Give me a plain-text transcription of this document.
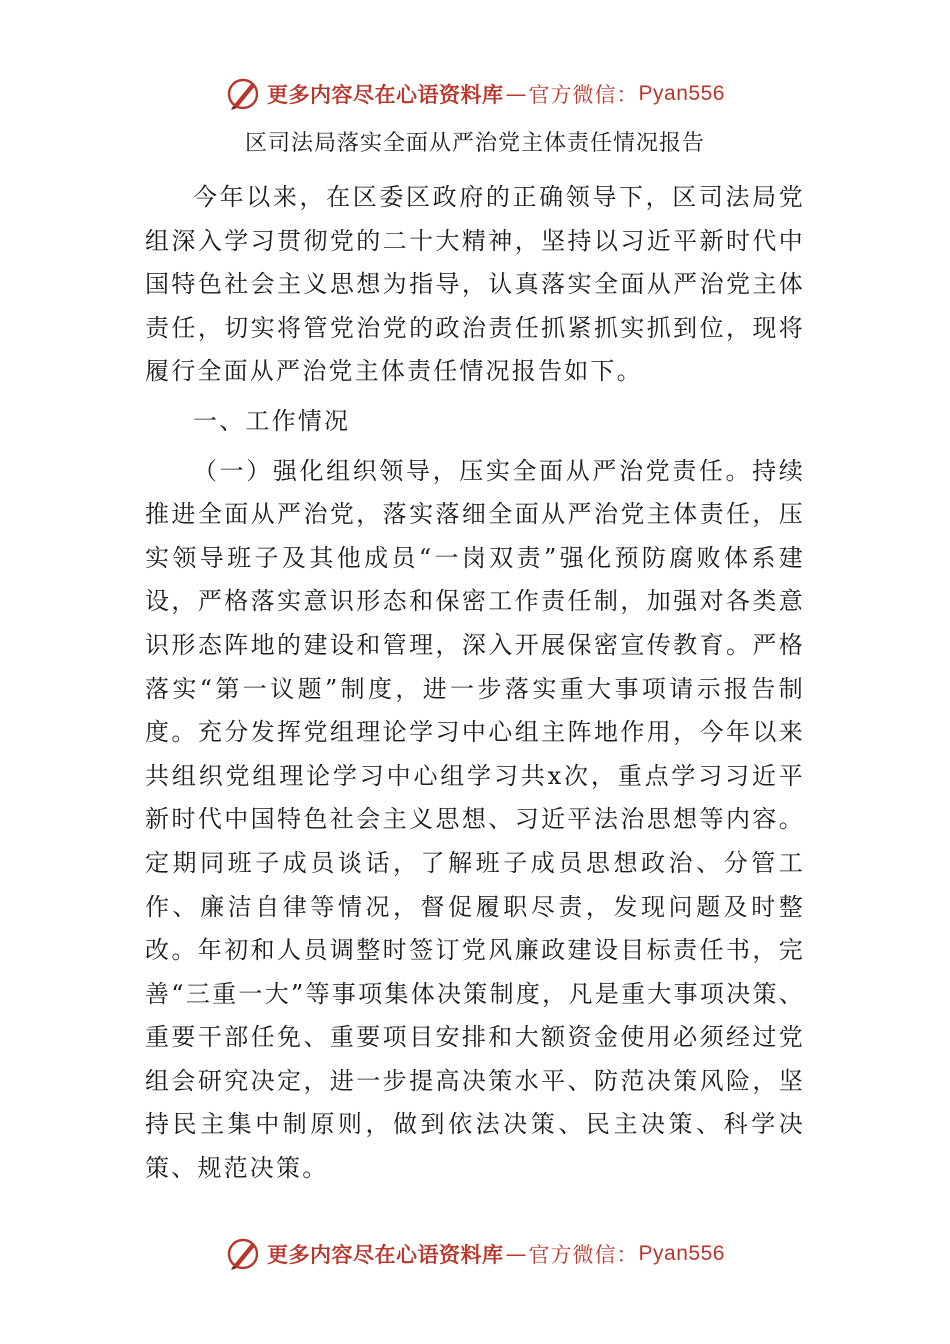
更多内容尽在心语资料库 — 官方微信： Pyan556
区司法局落实全面从严治党主体责任情况报告

今年以来，在区委区政府的正确领导下，区司法局党组深入学习贯彻党的二十大精神，坚持以习近平新时代中国特色社会主义思想为指导，认真落实全面从严治党主体责任，切实将管党治党的政治责任抓紧抓实抓到位，现将履行全面从严治党主体责任情况报告如下。

一、工作情况

（一）强化组织领导，压实全面从严治党责任。持续推进全面从严治党，落实落细全面从严治党主体责任，压实领导班子及其他成员“一岗双责”强化预防腐败体系建设，严格落实意识形态和保密工作责任制，加强对各类意识形态阵地的建设和管理，深入开展保密宣传教育。严格落实“第一议题”制度，进一步落实重大事项请示报告制度。充分发挥党组理论学习中心组主阵地作用，今年以来共组织党组理论学习中心组学习共x次，重点学习习近平新时代中国特色社会主义思想、习近平法治思想等内容。定期同班子成员谈话，了解班子成员思想政治、分管工作、廉洁自律等情况，督促履职尽责，发现问题及时整改。年初和人员调整时签订党风廉政建设目标责任书，完善“三重一大”等事项集体决策制度，凡是重大事项决策、重要干部任免、重要项目安排和大额资金使用必须经过党组会研究决定，进一步提高决策水平、防范决策风险，坚持民主集中制原则，做到依法决策、民主决策、科学决策、规范决策。

更多内容尽在心语资料库 — 官方微信： Pyan556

DO THIS => Reproduce the listing exactly. Leave its pictures out.

COMPLETE RESPONSE =>
Give me a plain-text transcription of this document.
更多内容尽在心语资料库 — 官方微信： Pyan556
区司法局落实全面从严治党主体责任情况报告

今年以来，在区委区政府的正确领导下，区司法局党组深入学习贯彻党的二十大精神，坚持以习近平新时代中国特色社会主义思想为指导，认真落实全面从严治党主体责任，切实将管党治党的政治责任抓紧抓实抓到位，现将履行全面从严治党主体责任情况报告如下。

一、工作情况

（一）强化组织领导，压实全面从严治党责任。持续推进全面从严治党，落实落细全面从严治党主体责任，压实领导班子及其他成员“一岗双责”强化预防腐败体系建设，严格落实意识形态和保密工作责任制，加强对各类意识形态阵地的建设和管理，深入开展保密宣传教育。严格落实“第一议题”制度，进一步落实重大事项请示报告制度。充分发挥党组理论学习中心组主阵地作用，今年以来共组织党组理论学习中心组学习共x次，重点学习习近平新时代中国特色社会主义思想、习近平法治思想等内容。定期同班子成员谈话，了解班子成员思想政治、分管工作、廉洁自律等情况，督促履职尽责，发现问题及时整改。年初和人员调整时签订党风廉政建设目标责任书，完善“三重一大”等事项集体决策制度，凡是重大事项决策、重要干部任免、重要项目安排和大额资金使用必须经过党组会研究决定，进一步提高决策水平、防范决策风险，坚持民主集中制原则，做到依法决策、民主决策、科学决策、规范决策。

更多内容尽在心语资料库 — 官方微信： Pyan556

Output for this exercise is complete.